§ WRITTEN REQUEST
Below is a block of records; repeat each one exactly.

§ RECORDS TO USE
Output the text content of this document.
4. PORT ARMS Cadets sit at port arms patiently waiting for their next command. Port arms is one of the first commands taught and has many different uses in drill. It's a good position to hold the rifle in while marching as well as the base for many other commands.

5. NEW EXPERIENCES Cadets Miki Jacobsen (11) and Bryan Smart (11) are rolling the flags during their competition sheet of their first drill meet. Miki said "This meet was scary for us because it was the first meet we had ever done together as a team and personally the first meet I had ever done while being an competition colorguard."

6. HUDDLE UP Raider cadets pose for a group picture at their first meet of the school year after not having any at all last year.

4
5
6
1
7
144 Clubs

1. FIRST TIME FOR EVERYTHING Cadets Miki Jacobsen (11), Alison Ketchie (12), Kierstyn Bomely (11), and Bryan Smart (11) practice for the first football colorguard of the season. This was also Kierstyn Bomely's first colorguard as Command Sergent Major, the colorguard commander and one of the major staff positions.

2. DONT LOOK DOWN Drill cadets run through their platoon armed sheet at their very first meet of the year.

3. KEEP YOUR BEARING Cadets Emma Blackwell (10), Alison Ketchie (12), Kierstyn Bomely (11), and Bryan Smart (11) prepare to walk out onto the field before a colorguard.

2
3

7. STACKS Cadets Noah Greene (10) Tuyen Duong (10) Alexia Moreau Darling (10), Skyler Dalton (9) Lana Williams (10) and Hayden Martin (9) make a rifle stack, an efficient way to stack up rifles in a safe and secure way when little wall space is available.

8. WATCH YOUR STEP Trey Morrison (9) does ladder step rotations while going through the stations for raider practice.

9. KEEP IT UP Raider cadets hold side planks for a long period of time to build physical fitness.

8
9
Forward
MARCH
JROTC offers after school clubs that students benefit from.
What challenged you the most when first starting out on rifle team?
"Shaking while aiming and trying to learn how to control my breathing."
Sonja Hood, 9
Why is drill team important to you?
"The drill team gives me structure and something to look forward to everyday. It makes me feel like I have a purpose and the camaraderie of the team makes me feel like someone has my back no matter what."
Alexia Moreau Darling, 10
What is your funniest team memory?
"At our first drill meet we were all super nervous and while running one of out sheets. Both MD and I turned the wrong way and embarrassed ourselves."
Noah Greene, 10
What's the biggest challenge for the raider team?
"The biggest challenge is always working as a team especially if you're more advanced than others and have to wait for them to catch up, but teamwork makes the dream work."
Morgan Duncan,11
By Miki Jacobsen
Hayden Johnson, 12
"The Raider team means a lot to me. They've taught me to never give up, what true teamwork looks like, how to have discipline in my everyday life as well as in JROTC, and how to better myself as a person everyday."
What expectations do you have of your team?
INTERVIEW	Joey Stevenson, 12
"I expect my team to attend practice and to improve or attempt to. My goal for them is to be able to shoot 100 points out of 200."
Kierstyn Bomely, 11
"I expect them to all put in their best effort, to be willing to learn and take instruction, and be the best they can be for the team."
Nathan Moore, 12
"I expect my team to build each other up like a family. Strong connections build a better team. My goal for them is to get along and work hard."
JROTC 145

§ TASK OUTPUT
Output the text content of this document.
4. PORT ARMS Cadets sit at port arms patiently waiting for their next command. Port arms is one of the first commands taught and has many different uses in drill. It's a good position to hold the rifle in while marching as well as the base for many other commands.

5. NEW EXPERIENCES Cadets Miki Jacobsen (11) and Bryan Smart (11) are rolling the flags during their competition sheet of their first drill meet. Miki said "This meet was scary for us because it was the first meet we had ever done together as a team and personally the first meet I had ever done while being an competition colorguard."

6. HUDDLE UP Raider cadets pose for a group picture at their first meet of the school year after not having any at all last year.

4
5
6
1
7
144 Clubs

1. FIRST TIME FOR EVERYTHING Cadets Miki Jacobsen (11), Alison Ketchie (12), Kierstyn Bomely (11), and Bryan Smart (11) practice for the first football colorguard of the season. This was also Kierstyn Bomely's first colorguard as Command Sergent Major, the colorguard commander and one of the major staff positions.

2. DONT LOOK DOWN Drill cadets run through their platoon armed sheet at their very first meet of the year.

3. KEEP YOUR BEARING Cadets Emma Blackwell (10), Alison Ketchie (12), Kierstyn Bomely (11), and Bryan Smart (11) prepare to walk out onto the field before a colorguard.

2
3

7. STACKS Cadets Noah Greene (10) Tuyen Duong (10) Alexia Moreau Darling (10), Skyler Dalton (9) Lana Williams (10) and Hayden Martin (9) make a rifle stack, an efficient way to stack up rifles in a safe and secure way when little wall space is available.

8. WATCH YOUR STEP Trey Morrison (9) does ladder step rotations while going through the stations for raider practice.

9. KEEP IT UP Raider cadets hold side planks for a long period of time to build physical fitness.

8
9
Forward
MARCH
JROTC offers after school clubs that students benefit from.
What challenged you the most when first starting out on rifle team?
"Shaking while aiming and trying to learn how to control my breathing."
Sonja Hood, 9
Why is drill team important to you?
"The drill team gives me structure and something to look forward to everyday. It makes me feel like I have a purpose and the camaraderie of the team makes me feel like someone has my back no matter what."
Alexia Moreau Darling, 10
What is your funniest team memory?
"At our first drill meet we were all super nervous and while running one of out sheets. Both MD and I turned the wrong way and embarrassed ourselves."
Noah Greene, 10
What's the biggest challenge for the raider team?
"The biggest challenge is always working as a team especially if you're more advanced than others and have to wait for them to catch up, but teamwork makes the dream work."
Morgan Duncan,11
By Miki Jacobsen
Hayden Johnson, 12
"The Raider team means a lot to me. They've taught me to never give up, what true teamwork looks like, how to have discipline in my everyday life as well as in JROTC, and how to better myself as a person everyday."
What expectations do you have of your team?
INTERVIEW	Joey Stevenson, 12
"I expect my team to attend practice and to improve or attempt to. My goal for them is to be able to shoot 100 points out of 200."
Kierstyn Bomely, 11
"I expect them to all put in their best effort, to be willing to learn and take instruction, and be the best they can be for the team."
Nathan Moore, 12
"I expect my team to build each other up like a family. Strong connections build a better team. My goal for them is to get along and work hard."
JROTC 145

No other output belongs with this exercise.